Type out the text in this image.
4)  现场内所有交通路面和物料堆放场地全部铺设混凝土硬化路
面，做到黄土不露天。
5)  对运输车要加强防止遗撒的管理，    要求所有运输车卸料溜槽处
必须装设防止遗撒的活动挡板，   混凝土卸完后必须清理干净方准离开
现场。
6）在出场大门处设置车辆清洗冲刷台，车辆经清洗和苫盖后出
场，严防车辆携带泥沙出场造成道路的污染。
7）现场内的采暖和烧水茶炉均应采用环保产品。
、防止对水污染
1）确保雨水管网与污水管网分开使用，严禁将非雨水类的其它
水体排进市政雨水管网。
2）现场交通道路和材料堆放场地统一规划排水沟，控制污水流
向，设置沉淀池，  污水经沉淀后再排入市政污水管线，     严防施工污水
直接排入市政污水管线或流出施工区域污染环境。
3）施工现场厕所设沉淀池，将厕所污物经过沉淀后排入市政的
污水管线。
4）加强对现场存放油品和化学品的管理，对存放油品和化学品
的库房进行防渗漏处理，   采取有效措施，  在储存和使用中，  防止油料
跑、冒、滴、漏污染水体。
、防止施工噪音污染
• • • • •
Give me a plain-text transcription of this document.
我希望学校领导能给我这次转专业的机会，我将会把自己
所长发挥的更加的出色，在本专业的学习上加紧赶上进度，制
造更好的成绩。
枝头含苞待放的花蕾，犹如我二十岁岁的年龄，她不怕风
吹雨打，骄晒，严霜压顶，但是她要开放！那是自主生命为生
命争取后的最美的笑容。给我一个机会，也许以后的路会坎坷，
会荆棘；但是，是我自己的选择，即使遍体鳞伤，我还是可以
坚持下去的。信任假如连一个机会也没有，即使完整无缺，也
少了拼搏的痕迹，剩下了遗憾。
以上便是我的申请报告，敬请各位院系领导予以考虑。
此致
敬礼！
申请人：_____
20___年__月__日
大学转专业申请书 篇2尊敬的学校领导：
• • • • •
* [PROBLEM]: Show every line in the records above that contains the word "text".

* [RESPONSE TO THIS TASK]:
Type out the text in this image.
Give me a plain-text transcription of this document.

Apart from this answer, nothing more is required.